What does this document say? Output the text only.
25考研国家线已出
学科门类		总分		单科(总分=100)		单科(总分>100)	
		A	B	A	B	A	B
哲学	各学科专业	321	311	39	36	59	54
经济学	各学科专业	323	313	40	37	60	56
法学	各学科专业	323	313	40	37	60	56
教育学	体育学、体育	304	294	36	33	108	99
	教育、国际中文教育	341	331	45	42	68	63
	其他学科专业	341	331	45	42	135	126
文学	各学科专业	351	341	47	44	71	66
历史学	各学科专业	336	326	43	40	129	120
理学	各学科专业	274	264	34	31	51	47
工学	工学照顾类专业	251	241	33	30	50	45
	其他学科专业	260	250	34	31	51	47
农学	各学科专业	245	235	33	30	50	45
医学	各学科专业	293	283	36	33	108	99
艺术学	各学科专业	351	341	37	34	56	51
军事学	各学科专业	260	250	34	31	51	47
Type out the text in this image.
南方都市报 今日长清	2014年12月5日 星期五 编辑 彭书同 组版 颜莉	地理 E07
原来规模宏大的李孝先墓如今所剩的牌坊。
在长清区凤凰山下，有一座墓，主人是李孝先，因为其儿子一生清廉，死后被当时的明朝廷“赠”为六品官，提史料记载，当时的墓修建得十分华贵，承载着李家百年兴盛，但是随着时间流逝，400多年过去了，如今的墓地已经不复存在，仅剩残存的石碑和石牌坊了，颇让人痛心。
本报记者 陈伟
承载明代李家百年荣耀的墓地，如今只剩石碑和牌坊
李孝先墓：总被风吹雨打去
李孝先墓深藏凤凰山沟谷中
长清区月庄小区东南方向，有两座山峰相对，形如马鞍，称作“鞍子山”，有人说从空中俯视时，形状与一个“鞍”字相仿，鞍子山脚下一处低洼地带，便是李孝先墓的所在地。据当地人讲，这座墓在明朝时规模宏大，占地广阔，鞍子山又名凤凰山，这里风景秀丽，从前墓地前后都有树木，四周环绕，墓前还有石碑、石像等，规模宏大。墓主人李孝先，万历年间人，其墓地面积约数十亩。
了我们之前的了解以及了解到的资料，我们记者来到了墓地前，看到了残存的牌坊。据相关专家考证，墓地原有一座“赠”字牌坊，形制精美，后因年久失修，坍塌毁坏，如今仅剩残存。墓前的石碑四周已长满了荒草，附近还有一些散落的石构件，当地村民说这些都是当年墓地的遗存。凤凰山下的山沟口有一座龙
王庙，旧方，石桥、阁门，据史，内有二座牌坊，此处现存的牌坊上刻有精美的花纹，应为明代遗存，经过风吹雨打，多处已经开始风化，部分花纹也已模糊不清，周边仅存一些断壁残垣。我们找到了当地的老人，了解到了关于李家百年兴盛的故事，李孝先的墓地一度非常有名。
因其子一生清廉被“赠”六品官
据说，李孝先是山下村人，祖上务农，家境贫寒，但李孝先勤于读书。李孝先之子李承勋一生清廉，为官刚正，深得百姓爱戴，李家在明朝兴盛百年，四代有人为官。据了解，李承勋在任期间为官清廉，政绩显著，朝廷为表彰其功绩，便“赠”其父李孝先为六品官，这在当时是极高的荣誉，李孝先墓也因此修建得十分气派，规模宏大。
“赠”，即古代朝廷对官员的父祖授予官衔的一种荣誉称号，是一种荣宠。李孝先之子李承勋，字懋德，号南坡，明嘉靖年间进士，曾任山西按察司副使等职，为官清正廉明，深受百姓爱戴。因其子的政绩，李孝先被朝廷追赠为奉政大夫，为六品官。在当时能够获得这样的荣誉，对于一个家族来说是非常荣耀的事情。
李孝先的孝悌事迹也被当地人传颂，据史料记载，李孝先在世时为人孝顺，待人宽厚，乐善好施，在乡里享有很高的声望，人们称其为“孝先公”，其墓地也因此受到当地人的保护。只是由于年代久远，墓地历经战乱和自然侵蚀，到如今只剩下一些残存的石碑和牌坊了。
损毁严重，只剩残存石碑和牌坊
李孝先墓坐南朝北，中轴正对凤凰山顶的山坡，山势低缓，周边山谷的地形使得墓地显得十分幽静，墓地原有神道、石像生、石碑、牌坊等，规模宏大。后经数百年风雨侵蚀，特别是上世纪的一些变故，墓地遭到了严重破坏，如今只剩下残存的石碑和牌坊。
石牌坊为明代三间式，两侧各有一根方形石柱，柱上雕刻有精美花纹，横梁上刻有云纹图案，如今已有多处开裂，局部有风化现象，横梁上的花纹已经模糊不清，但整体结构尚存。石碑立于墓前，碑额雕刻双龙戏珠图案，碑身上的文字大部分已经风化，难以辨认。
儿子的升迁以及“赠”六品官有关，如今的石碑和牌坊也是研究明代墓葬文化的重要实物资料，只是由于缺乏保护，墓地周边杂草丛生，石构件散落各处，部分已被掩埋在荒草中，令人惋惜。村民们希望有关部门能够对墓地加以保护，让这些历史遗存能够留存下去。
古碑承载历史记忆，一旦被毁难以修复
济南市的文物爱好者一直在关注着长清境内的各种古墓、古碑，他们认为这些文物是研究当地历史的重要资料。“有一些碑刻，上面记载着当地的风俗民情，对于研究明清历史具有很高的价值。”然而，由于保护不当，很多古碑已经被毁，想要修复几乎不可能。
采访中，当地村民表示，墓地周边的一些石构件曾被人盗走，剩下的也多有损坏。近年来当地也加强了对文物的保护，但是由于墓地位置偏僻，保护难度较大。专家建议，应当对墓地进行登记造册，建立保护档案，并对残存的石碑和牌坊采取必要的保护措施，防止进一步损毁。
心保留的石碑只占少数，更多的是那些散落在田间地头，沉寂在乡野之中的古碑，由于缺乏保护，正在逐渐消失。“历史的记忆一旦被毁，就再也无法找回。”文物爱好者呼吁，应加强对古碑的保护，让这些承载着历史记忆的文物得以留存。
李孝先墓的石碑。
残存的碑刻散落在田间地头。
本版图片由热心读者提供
-------------------------
Problem
Transcribe every entry exactly, omitting nothing.

Correct result
What does this document say? Output the text only.
25考研国家线已出
学科门类		总分		单科(总分=100)		单科(总分>100)	
		A	B	A	B	A	B
哲学	各学科专业	321	311	39	36	59	54
经济学	各学科专业	323	313	40	37	60	56
法学	各学科专业	323	313	40	37	60	56
教育学	体育学、体育	304	294	36	33	108	99
	教育、国际中文教育	341	331	45	42	68	63
	其他学科专业	341	331	45	42	135	126
文学	各学科专业	351	341	47	44	71	66
历史学	各学科专业	336	326	43	40	129	120
理学	各学科专业	274	264	34	31	51	47
工学	工学照顾类专业	251	241	33	30	50	45
	其他学科专业	260	250	34	31	51	47
农学	各学科专业	245	235	33	30	50	45
医学	各学科专业	293	283	36	33	108	99
艺术学	各学科专业	351	341	37	34	56	51
军事学	各学科专业	260	250	34	31	51	47
Type out the text in this image.
南方都市报 今日长清	2014年12月5日 星期五 编辑 彭书同 组版 颜莉	地理 E07
原来规模宏大的李孝先墓如今所剩的牌坊。
在长清区凤凰山下，有一座墓，主人是李孝先，因为其儿子一生清廉，死后被当时的明朝廷“赠”为六品官，提史料记载，当时的墓修建得十分华贵，承载着李家百年兴盛，但是随着时间流逝，400多年过去了，如今的墓地已经不复存在，仅剩残存的石碑和石牌坊了，颇让人痛心。
本报记者 陈伟
承载明代李家百年荣耀的墓地，如今只剩石碑和牌坊
李孝先墓：总被风吹雨打去
李孝先墓深藏凤凰山沟谷中
长清区月庄小区东南方向，有两座山峰相对，形如马鞍，称作“鞍子山”，有人说从空中俯视时，形状与一个“鞍”字相仿，鞍子山脚下一处低洼地带，便是李孝先墓的所在地。据当地人讲，这座墓在明朝时规模宏大，占地广阔，鞍子山又名凤凰山，这里风景秀丽，从前墓地前后都有树木，四周环绕，墓前还有石碑、石像等，规模宏大。墓主人李孝先，万历年间人，其墓地面积约数十亩。
了我们之前的了解以及了解到的资料，我们记者来到了墓地前，看到了残存的牌坊。据相关专家考证，墓地原有一座“赠”字牌坊，形制精美，后因年久失修，坍塌毁坏，如今仅剩残存。墓前的石碑四周已长满了荒草，附近还有一些散落的石构件，当地村民说这些都是当年墓地的遗存。凤凰山下的山沟口有一座龙
王庙，旧方，石桥、阁门，据史，内有二座牌坊，此处现存的牌坊上刻有精美的花纹，应为明代遗存，经过风吹雨打，多处已经开始风化，部分花纹也已模糊不清，周边仅存一些断壁残垣。我们找到了当地的老人，了解到了关于李家百年兴盛的故事，李孝先的墓地一度非常有名。
因其子一生清廉被“赠”六品官
据说，李孝先是山下村人，祖上务农，家境贫寒，但李孝先勤于读书。李孝先之子李承勋一生清廉，为官刚正，深得百姓爱戴，李家在明朝兴盛百年，四代有人为官。据了解，李承勋在任期间为官清廉，政绩显著，朝廷为表彰其功绩，便“赠”其父李孝先为六品官，这在当时是极高的荣誉，李孝先墓也因此修建得十分气派，规模宏大。
“赠”，即古代朝廷对官员的父祖授予官衔的一种荣誉称号，是一种荣宠。李孝先之子李承勋，字懋德，号南坡，明嘉靖年间进士，曾任山西按察司副使等职，为官清正廉明，深受百姓爱戴。因其子的政绩，李孝先被朝廷追赠为奉政大夫，为六品官。在当时能够获得这样的荣誉，对于一个家族来说是非常荣耀的事情。
李孝先的孝悌事迹也被当地人传颂，据史料记载，李孝先在世时为人孝顺，待人宽厚，乐善好施，在乡里享有很高的声望，人们称其为“孝先公”，其墓地也因此受到当地人的保护。只是由于年代久远，墓地历经战乱和自然侵蚀，到如今只剩下一些残存的石碑和牌坊了。
损毁严重，只剩残存石碑和牌坊
李孝先墓坐南朝北，中轴正对凤凰山顶的山坡，山势低缓，周边山谷的地形使得墓地显得十分幽静，墓地原有神道、石像生、石碑、牌坊等，规模宏大。后经数百年风雨侵蚀，特别是上世纪的一些变故，墓地遭到了严重破坏，如今只剩下残存的石碑和牌坊。
石牌坊为明代三间式，两侧各有一根方形石柱，柱上雕刻有精美花纹，横梁上刻有云纹图案，如今已有多处开裂，局部有风化现象，横梁上的花纹已经模糊不清，但整体结构尚存。石碑立于墓前，碑额雕刻双龙戏珠图案，碑身上的文字大部分已经风化，难以辨认。
儿子的升迁以及“赠”六品官有关，如今的石碑和牌坊也是研究明代墓葬文化的重要实物资料，只是由于缺乏保护，墓地周边杂草丛生，石构件散落各处，部分已被掩埋在荒草中，令人惋惜。村民们希望有关部门能够对墓地加以保护，让这些历史遗存能够留存下去。
古碑承载历史记忆，一旦被毁难以修复
济南市的文物爱好者一直在关注着长清境内的各种古墓、古碑，他们认为这些文物是研究当地历史的重要资料。“有一些碑刻，上面记载着当地的风俗民情，对于研究明清历史具有很高的价值。”然而，由于保护不当，很多古碑已经被毁，想要修复几乎不可能。
采访中，当地村民表示，墓地周边的一些石构件曾被人盗走，剩下的也多有损坏。近年来当地也加强了对文物的保护，但是由于墓地位置偏僻，保护难度较大。专家建议，应当对墓地进行登记造册，建立保护档案，并对残存的石碑和牌坊采取必要的保护措施，防止进一步损毁。
心保留的石碑只占少数，更多的是那些散落在田间地头，沉寂在乡野之中的古碑，由于缺乏保护，正在逐渐消失。“历史的记忆一旦被毁，就再也无法找回。”文物爱好者呼吁，应加强对古碑的保护，让这些承载着历史记忆的文物得以留存。
李孝先墓的石碑。
残存的碑刻散落在田间地头。
本版图片由热心读者提供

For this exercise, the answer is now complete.